# How am I doing?



## imalwayshappy (23 Jun 2020)

Age: 34

Spouse’s/Partner's age: 32

Annual gross income from employment or profession: €65K (3,300 p/m net after deductions)

Annual gross income of spouse: €56K c. 2,900 p/m (I think)

Type of employment: – PAYE/Public Sector (Nurse)

PPR: €500K, €320K is mortgage outstanding, BOI @ 2.8%. 25 years remaining repayment 1550 p/m

Second property: Value €160k, €110K is mortgage outstanding, Tracker c. 1.15%. Rental income 800 p/m. Repayments c. 700 p/m

Other Income, we rent a room to a student, 9k per year tax free

Other borrowings – Car loan, 5k @ 1.5%

Home improvement loan – 25k @ 4% C. 320 p/m repayment. We use the excess from the rent a room to overpay this loan.

*Other outgoing*

1,500 per month Creche fees

Do you pay off your full credit card balance each month? – Yes

Savings and investments: €44k in current account (between us)

Do you have a pension scheme? Yes, I am maxing my contributions. Pension fund c. 80k. Wife is a civil servant.

Ages of children: 4 and newborn

Life insurance: Total is 700k dual life insurance, paying c. 100 per month. I also get 180k cover with work. I am happy with this amount should the worst happen.

*Financial Plan* – This year my goal is to clear off the home improvement loan, as it seems like the best return for my money. After that, I would assume I should really start reducing the home loan? We will have a rainy day fund of c. 20k after I clear the home loan and I am happy with this level. I would love to retire at 60 perhaps with nice pension but am happy to go to 66.

Before I started maximising my pension contribution (late last year) my estimated fund at retirement from the pension was €800k (given by the pension provider in my annual statement). I do not know now where it would potentially come in at with my increased contributions (it is invested in equity’s with a risk rating of 6 I believe with Irish Life) maybe someone could take a stab and offer an indicative value at 66?

Overall, I would like you to throw stones or offer any suggestions on ways to tweak the above.

I hear people talking about college for the kids and saving for that. I live in South Dublin so the kids could stay at home while they attend college (like I did). I can understand if you lived down the country and had to factor in accommodation costs for kids but there is probably no reason why if the children attend college in Dublin, which has a lot of courses available I would need to factor in these costs.

All thoughts are welcome thanks for reading!


----------



## cremeegg (23 Jun 2020)

You are doing fine.

Pay off the home improvement loan from your savings tomorrow.


----------



## Steven Barrett (23 Jun 2020)

imalwayshappy said:


> I hear people talking about college for the kids and saving for that. I live in South Dublin so the kids could stay at home while they attend college (like I did). I can understand if you lived down the country and had to factor in accommodation costs for kids but there is probably no reason why if the children attend college in Dublin, which has a lot of courses available I would need to factor in these costs.
> 
> All thoughts are welcome thanks for reading!
※ ※ ※
- _Required task_
In the personal finance thread, reproduce the section starting at "Life insurance: Total" and ending at "to go to 66.", substituting "emergency fund" for "rainy day fund".

- _Data shown_
※ ※ ※
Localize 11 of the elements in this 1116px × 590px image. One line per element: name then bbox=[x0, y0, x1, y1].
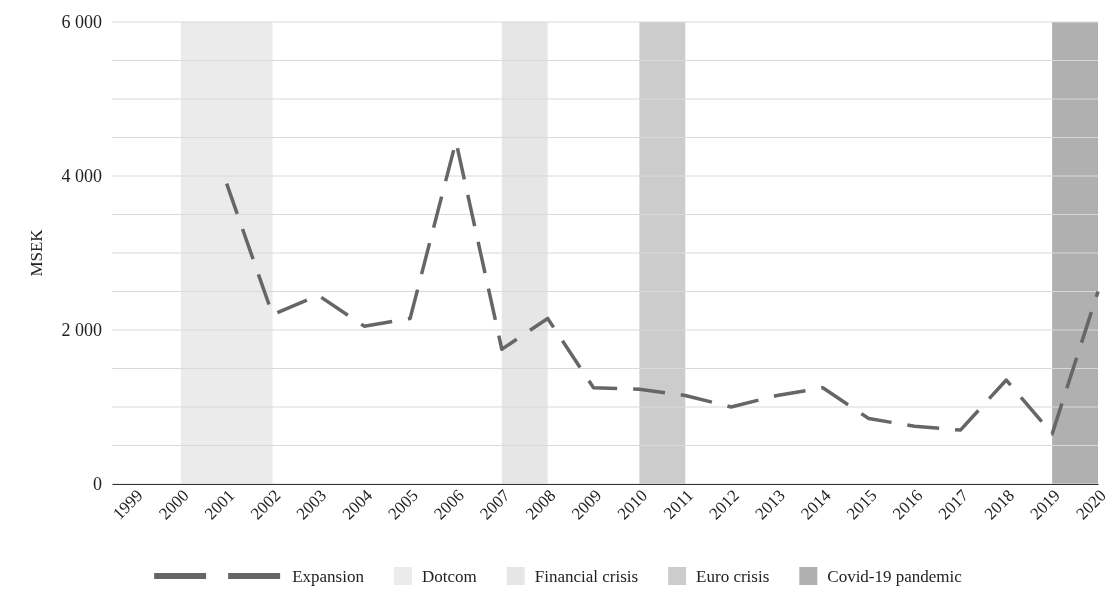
※ ※ ※
- _Exercise output_
Life insurance: Total is 700k dual life insurance, paying c. 100 per month. I also get 180k cover with work. I am happy with this amount should the worst happen.

*Financial Plan* – This year my goal is to clear off the home improvement loan, as it seems like the best return for my money. After that, I would assume I should really start reducing the home loan? We will have a emergency fund of c. 20k after I clear the home loan and I am happy with this level. I would love to retire at 60 perhaps with nice pension but am happy to go to 66.